>> Start Data in this exercise

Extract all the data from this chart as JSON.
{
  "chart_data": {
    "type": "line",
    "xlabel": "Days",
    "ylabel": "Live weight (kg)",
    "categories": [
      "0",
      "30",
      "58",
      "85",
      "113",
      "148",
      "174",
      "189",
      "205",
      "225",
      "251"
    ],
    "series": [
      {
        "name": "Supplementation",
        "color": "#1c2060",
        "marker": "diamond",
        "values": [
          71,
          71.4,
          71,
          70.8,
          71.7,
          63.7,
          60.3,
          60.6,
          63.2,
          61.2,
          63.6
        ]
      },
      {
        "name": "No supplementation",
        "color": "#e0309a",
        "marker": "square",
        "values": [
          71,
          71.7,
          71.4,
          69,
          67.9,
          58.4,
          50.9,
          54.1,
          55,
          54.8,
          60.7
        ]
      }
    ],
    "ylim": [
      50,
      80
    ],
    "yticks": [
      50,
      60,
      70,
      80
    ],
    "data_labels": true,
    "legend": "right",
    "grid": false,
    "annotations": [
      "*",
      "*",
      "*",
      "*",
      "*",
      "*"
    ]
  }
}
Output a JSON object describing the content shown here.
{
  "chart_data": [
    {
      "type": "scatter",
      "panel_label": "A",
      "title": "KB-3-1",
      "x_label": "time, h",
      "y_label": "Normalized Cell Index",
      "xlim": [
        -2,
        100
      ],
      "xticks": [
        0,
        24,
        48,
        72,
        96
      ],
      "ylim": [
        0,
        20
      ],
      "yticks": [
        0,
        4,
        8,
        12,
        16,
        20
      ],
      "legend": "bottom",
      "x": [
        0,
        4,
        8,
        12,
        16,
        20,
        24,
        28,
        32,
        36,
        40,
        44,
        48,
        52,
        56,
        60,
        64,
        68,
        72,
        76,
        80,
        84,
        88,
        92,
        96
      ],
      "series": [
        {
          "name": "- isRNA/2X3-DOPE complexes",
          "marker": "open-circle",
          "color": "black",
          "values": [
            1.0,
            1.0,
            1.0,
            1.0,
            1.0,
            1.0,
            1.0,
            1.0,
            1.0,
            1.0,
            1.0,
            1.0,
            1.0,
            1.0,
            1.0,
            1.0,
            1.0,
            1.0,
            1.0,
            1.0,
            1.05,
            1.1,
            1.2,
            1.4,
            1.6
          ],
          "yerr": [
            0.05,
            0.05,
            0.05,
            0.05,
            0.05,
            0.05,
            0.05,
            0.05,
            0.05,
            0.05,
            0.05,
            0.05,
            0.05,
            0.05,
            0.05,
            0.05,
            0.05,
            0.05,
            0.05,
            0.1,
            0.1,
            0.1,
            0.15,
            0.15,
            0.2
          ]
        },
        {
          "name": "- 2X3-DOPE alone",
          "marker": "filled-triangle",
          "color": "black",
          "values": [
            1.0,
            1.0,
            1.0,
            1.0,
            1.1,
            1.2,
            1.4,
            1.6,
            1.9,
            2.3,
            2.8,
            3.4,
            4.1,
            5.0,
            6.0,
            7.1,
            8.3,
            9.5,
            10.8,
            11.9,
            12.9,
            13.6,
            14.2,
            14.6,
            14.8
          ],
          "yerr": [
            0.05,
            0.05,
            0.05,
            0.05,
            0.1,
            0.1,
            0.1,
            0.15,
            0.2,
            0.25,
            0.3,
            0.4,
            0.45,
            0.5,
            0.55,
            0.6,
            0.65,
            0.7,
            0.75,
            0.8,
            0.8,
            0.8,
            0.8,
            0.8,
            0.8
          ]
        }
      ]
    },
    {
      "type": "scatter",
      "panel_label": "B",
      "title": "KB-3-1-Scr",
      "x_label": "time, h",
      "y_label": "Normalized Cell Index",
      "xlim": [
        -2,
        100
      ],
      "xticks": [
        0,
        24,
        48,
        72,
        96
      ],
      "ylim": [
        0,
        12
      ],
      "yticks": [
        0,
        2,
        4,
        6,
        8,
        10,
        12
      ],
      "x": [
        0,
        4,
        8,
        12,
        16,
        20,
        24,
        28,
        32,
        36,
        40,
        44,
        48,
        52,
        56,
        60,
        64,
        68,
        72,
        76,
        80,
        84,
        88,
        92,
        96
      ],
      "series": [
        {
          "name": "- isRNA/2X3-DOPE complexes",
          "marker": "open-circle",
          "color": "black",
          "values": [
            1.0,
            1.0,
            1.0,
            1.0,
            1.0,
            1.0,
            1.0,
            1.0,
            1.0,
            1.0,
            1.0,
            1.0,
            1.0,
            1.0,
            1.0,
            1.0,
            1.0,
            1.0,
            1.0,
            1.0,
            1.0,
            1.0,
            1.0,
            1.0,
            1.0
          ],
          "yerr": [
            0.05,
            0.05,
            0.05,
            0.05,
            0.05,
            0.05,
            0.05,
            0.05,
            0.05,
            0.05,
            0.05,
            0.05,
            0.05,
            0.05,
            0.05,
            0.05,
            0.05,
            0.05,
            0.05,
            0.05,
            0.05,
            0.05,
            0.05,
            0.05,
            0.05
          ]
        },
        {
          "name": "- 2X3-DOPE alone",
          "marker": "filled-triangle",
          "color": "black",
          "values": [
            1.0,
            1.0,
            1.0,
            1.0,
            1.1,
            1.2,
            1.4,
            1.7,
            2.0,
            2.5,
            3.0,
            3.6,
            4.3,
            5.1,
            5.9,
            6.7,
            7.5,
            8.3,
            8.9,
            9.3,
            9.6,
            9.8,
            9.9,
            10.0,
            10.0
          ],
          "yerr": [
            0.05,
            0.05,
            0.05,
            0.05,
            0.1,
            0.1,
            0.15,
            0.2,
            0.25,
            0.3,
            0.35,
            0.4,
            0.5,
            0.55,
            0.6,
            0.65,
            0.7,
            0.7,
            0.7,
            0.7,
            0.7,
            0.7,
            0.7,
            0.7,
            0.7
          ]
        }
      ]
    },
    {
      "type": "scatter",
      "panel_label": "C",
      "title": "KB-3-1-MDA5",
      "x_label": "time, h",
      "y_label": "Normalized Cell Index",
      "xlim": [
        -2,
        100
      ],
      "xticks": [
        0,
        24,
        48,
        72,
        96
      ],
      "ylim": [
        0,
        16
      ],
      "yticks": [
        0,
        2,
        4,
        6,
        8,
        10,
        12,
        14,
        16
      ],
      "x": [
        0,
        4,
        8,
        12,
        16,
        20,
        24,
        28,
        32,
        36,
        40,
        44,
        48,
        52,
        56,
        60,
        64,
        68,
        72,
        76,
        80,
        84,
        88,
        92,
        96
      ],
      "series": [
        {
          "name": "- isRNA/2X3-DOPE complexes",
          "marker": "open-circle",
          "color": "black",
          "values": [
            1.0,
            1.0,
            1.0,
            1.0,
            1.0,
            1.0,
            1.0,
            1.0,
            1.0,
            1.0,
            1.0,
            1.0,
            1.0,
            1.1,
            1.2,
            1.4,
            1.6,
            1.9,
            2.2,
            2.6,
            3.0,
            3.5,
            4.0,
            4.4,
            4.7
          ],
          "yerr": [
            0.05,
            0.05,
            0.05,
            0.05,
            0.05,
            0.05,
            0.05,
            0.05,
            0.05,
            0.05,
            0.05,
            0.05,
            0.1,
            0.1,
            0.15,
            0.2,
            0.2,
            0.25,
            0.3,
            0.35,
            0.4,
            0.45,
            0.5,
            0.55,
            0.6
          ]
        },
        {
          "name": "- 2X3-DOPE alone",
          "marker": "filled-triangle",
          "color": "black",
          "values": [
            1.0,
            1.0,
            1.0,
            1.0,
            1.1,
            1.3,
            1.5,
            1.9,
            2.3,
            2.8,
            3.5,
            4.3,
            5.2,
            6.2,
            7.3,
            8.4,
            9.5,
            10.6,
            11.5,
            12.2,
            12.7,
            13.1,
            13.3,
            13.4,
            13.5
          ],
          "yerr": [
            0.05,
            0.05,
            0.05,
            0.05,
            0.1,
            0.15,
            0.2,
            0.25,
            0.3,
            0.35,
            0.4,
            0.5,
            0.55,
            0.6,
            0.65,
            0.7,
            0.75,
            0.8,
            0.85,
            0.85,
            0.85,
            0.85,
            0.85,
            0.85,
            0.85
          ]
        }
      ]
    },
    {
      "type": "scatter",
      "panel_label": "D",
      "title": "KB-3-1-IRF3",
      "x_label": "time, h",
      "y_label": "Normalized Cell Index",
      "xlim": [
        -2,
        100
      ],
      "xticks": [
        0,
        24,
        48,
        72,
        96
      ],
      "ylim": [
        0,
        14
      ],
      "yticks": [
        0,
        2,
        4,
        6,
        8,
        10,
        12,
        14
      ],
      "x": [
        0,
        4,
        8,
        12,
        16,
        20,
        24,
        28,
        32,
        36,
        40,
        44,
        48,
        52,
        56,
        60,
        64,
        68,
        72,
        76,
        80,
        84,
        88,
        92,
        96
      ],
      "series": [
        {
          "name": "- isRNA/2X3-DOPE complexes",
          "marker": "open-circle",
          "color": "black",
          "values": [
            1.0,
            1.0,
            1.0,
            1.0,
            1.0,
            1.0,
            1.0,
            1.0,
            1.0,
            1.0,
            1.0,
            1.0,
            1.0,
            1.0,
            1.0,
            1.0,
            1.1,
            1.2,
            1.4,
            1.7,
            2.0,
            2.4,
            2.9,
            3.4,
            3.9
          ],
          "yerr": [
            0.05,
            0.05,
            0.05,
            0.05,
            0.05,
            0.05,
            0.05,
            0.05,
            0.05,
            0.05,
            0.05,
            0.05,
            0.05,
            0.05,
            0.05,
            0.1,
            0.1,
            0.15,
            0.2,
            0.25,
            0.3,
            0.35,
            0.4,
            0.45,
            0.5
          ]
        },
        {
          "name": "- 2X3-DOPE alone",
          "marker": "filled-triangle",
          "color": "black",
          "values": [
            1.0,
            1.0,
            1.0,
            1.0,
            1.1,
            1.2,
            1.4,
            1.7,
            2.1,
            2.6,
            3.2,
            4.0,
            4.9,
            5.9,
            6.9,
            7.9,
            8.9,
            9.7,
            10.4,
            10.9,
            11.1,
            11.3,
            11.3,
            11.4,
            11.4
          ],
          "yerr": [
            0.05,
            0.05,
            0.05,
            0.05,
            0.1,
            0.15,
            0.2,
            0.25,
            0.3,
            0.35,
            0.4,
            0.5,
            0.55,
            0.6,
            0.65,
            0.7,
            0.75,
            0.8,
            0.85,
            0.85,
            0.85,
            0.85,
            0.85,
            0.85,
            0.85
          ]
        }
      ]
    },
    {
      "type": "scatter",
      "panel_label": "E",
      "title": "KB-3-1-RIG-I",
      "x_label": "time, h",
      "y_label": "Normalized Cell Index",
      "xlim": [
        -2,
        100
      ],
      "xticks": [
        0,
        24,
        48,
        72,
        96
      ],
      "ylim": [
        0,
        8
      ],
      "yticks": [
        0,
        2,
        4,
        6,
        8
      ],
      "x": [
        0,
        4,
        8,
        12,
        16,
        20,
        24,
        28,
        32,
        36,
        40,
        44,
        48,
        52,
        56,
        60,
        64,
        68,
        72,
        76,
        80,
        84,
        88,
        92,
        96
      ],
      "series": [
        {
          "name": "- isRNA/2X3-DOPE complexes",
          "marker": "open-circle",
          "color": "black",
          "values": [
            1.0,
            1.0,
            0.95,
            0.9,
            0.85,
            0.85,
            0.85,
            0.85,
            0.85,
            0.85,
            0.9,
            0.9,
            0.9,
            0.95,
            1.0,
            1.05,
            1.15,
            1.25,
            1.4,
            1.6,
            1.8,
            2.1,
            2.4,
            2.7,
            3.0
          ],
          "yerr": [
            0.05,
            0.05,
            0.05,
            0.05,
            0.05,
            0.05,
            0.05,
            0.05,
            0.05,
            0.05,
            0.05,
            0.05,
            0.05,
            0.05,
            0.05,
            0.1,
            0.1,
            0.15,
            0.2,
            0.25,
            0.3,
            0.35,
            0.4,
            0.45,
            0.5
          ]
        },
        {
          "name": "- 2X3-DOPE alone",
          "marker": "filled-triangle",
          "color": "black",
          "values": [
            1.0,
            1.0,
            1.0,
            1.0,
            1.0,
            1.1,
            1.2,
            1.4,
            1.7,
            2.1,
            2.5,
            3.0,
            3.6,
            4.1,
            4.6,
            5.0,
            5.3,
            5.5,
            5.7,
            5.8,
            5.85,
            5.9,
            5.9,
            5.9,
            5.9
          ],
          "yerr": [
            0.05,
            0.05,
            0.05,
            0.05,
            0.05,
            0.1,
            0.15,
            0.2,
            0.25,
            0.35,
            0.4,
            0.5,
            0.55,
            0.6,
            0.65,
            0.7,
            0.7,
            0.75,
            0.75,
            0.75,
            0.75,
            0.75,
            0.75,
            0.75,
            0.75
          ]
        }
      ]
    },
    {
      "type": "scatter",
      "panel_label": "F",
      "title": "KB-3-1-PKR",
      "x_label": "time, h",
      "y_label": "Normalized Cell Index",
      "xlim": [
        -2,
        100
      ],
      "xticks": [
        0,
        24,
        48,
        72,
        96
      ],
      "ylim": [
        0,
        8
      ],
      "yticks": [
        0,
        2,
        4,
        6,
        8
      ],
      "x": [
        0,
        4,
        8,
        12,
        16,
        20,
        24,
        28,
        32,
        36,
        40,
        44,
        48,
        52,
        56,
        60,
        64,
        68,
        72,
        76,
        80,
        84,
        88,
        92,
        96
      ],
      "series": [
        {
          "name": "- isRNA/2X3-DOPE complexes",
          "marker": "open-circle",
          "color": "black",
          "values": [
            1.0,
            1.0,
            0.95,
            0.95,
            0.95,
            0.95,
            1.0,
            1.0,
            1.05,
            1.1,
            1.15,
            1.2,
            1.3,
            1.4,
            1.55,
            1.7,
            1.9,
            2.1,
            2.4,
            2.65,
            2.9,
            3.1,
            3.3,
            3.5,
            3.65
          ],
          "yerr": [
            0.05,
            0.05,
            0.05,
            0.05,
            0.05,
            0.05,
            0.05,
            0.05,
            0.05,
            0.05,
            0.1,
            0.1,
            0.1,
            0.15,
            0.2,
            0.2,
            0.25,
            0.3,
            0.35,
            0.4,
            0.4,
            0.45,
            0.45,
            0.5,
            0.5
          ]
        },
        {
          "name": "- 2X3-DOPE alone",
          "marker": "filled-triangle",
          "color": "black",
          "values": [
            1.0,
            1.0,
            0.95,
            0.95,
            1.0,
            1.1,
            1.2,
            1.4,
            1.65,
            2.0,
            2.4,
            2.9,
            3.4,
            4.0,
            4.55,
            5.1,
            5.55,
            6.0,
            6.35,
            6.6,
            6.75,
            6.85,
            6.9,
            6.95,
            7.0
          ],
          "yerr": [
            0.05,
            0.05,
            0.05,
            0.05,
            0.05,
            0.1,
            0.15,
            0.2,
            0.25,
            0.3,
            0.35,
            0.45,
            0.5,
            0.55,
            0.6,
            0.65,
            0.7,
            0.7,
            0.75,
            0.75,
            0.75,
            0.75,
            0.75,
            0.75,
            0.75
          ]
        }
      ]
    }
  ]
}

>> End Data in this exercise

**The request**
Check each line of the entries for the string "title". Copy the lines that have it.

**Solution to this exercise**
      "title": "KB-3-1",
      "title": "KB-3-1-Scr",
      "title": "KB-3-1-MDA5",
      "title": "KB-3-1-IRF3",
      "title": "KB-3-1-RIG-I",
      "title": "KB-3-1-PKR",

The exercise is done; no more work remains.